> Your task:
Select all lines with the string "this" in them, and copy those lines.

> Data for processing:
:::

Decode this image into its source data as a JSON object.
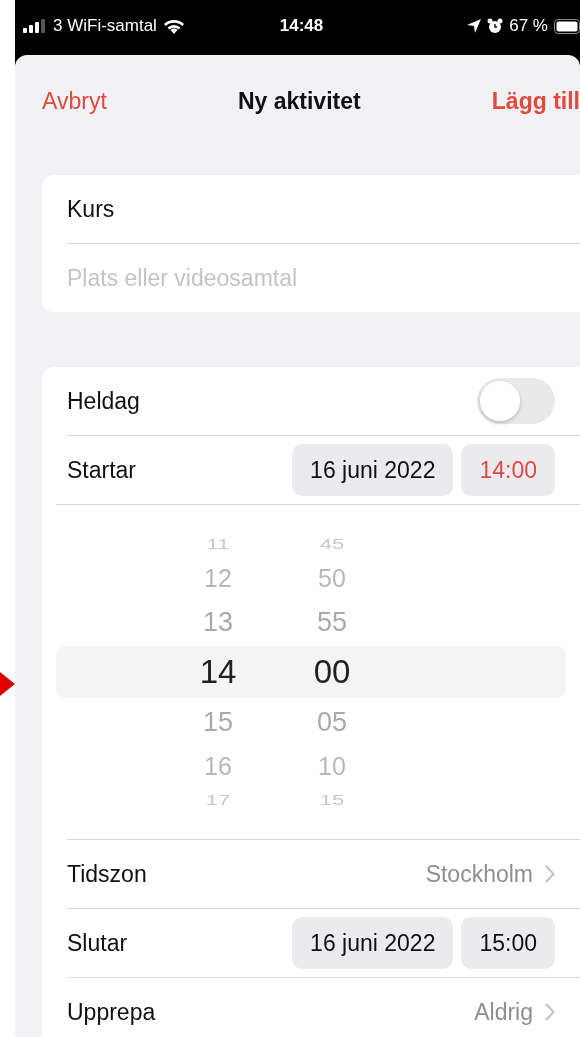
{
  "status_bar": {
    "carrier": "3 WiFi-samtal",
    "time": "14:48",
    "battery": "67 %"
  },
  "nav": {
    "cancel": "Avbryt",
    "title": "Ny aktivitet",
    "add": "Lägg till"
  },
  "details": {
    "title": "Kurs",
    "location_placeholder": "Plats eller videosamtal"
  },
  "rows": [
    {
      "kind": "toggle",
      "label": "Heldag",
      "on": false
    },
    {
      "kind": "datetime",
      "label": "Startar",
      "date": "16 juni 2022",
      "time": "14:00",
      "active": true
    },
    {
      "kind": "picker",
      "items": [
        {
          "hour": "11",
          "minute": "45",
          "selected": false
        },
        {
          "hour": "12",
          "minute": "50",
          "selected": false
        },
        {
          "hour": "13",
          "minute": "55",
          "selected": false
        },
        {
          "hour": "14",
          "minute": "00",
          "selected": true
        },
        {
          "hour": "15",
          "minute": "05",
          "selected": false
        },
        {
          "hour": "16",
          "minute": "10",
          "selected": false
        },
        {
          "hour": "17",
          "minute": "15",
          "selected": false
        }
      ]
    },
    {
      "kind": "detail",
      "label": "Tidszon",
      "value": "Stockholm"
    },
    {
      "kind": "datetime",
      "label": "Slutar",
      "date": "16 juni 2022",
      "time": "15:00",
      "active": false
    },
    {
      "kind": "detail",
      "label": "Upprepa",
      "value": "Aldrig"
    }
  ]
}
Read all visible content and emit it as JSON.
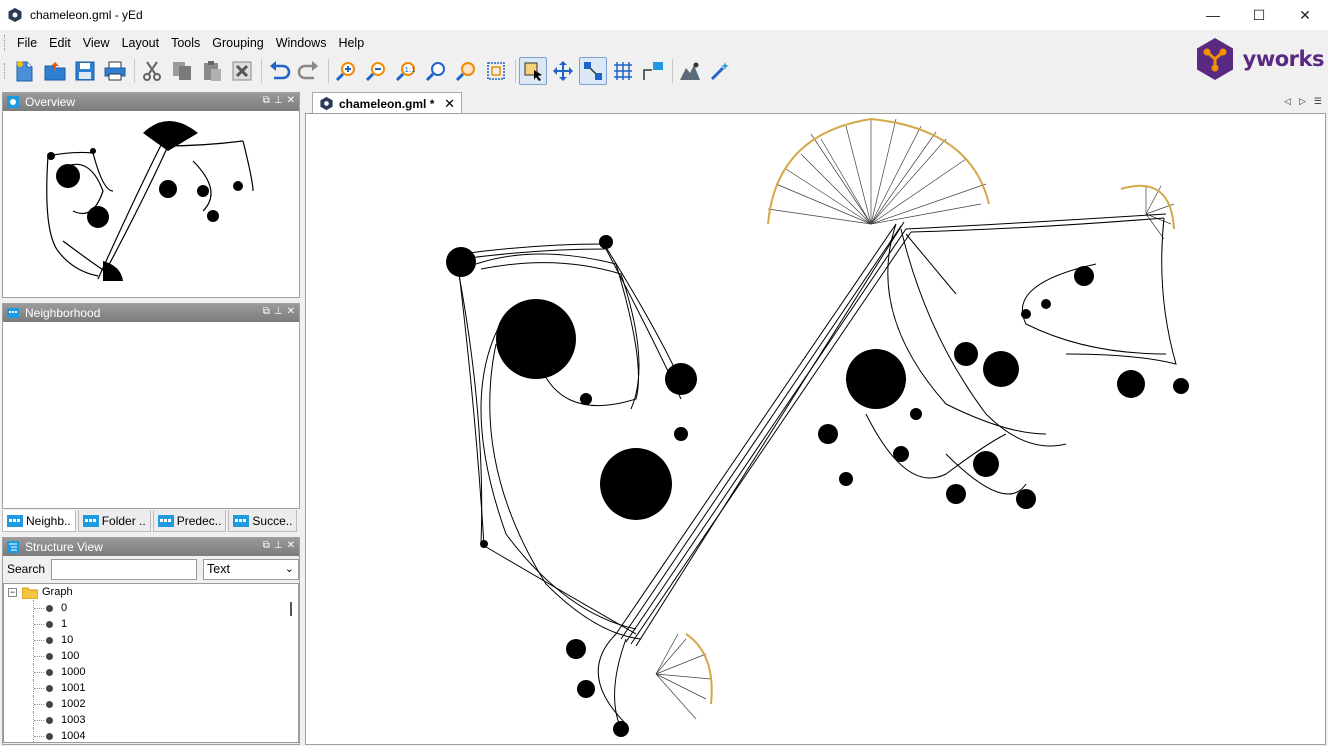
{
  "window": {
    "title": "chameleon.gml - yEd",
    "controls": {
      "minimize": "—",
      "maximize": "☐",
      "close": "✕"
    }
  },
  "menu": [
    "File",
    "Edit",
    "View",
    "Layout",
    "Tools",
    "Grouping",
    "Windows",
    "Help"
  ],
  "brand": {
    "logo_text": "yworks",
    "accent": "#5a2a82",
    "accent2": "#f39200"
  },
  "toolbar": {
    "buttons": [
      "new-document-icon",
      "open-folder-icon",
      "save-icon",
      "print-icon",
      "cut-icon",
      "copy-icon",
      "paste-icon",
      "delete-icon",
      "undo-icon",
      "redo-icon",
      "zoom-in-icon",
      "zoom-out-icon",
      "zoom-original-icon",
      "zoom-icon",
      "zoom-area-icon",
      "fit-content-icon",
      "edit-mode-icon",
      "move-mode-icon",
      "edge-mode-icon",
      "grid-icon",
      "orthogonal-edges-icon",
      "layout-icon",
      "magic-wand-icon"
    ]
  },
  "panels": {
    "overview": {
      "title": "Overview"
    },
    "neighborhood": {
      "title": "Neighborhood"
    },
    "structure": {
      "title": "Structure View",
      "search_label": "Search",
      "search_value": "",
      "filter_value": "Text"
    }
  },
  "side_tabs": [
    "Neighb..",
    "Folder ..",
    "Predec..",
    "Succe.."
  ],
  "tree": {
    "root": "Graph",
    "items": [
      "0",
      "1",
      "10",
      "100",
      "1000",
      "1001",
      "1002",
      "1003",
      "1004"
    ]
  },
  "document": {
    "tab_label": "chameleon.gml *",
    "close": "✕"
  }
}
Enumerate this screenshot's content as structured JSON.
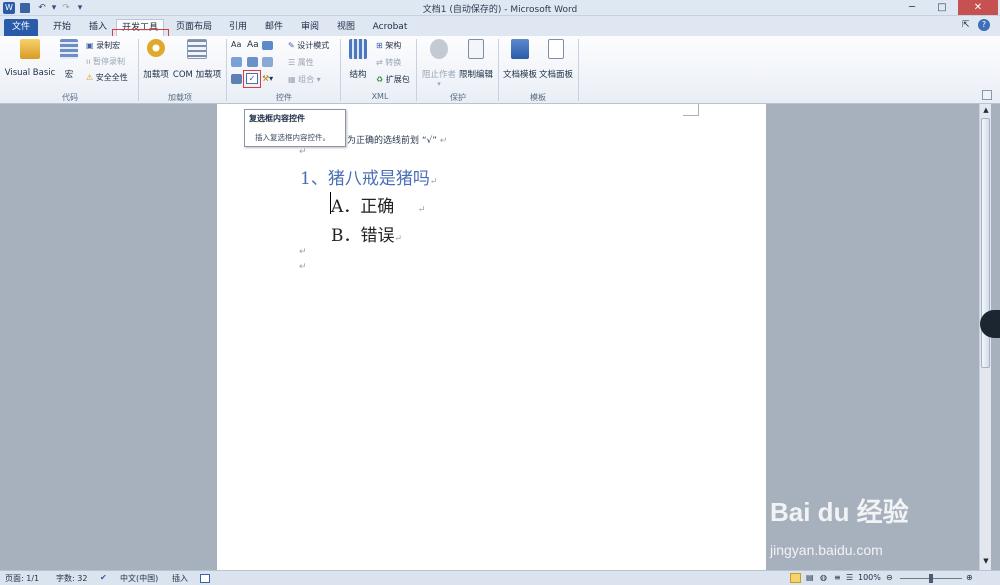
{
  "window": {
    "title": "文档1 (自动保存的) - Microsoft Word"
  },
  "tabs": [
    {
      "label": "文件"
    },
    {
      "label": "开始"
    },
    {
      "label": "插入"
    },
    {
      "label": "开发工具"
    },
    {
      "label": "页面布局"
    },
    {
      "label": "引用"
    },
    {
      "label": "邮件"
    },
    {
      "label": "审阅"
    },
    {
      "label": "视图"
    },
    {
      "label": "Acrobat"
    }
  ],
  "ribbon": {
    "code": {
      "label": "代码",
      "visual_basic": "Visual Basic",
      "macros": "宏",
      "record": "录制宏",
      "pause": "暂停录制",
      "security": "安全全性"
    },
    "addins": {
      "label": "加载项",
      "addins_btn": "加载项",
      "com_btn": "COM 加载项"
    },
    "controls": {
      "label": "控件",
      "design_mode": "设计模式",
      "properties": "属性",
      "group": "组合"
    },
    "xml": {
      "label": "XML",
      "structure": "结构",
      "schema": "架构",
      "transform": "转换",
      "expansion": "扩展包"
    },
    "protect": {
      "label": "保护",
      "block_authors": "阻止作者",
      "restrict": "限制编辑"
    },
    "templates": {
      "label": "模板",
      "doc_template": "文档模板",
      "doc_panel": "文档面板"
    }
  },
  "tooltip": {
    "title": "复选框内容控件",
    "desc": "插入复选框内容控件。"
  },
  "document": {
    "instruction": "为正确的选线前划 “√”",
    "question": "1、猪八戒是猪吗",
    "option_a": "A．正确",
    "option_b": "B．错误",
    "para_mark": "↵"
  },
  "status": {
    "page": "页面: 1/1",
    "words": "字数: 32",
    "lang": "中文(中国)",
    "mode": "插入",
    "zoom": "100%"
  },
  "watermark": {
    "brand": "Bai du 经验",
    "url": "jingyan.baidu.com"
  },
  "colors": {
    "file_tab": "#2a5ba9",
    "highlight": "#e03b3b",
    "question_text": "#4a6fb5"
  }
}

:::

> Answer in full:
Decode this image into its source data as a JSON object.
Enumerate this screenshot's content as structured JSON.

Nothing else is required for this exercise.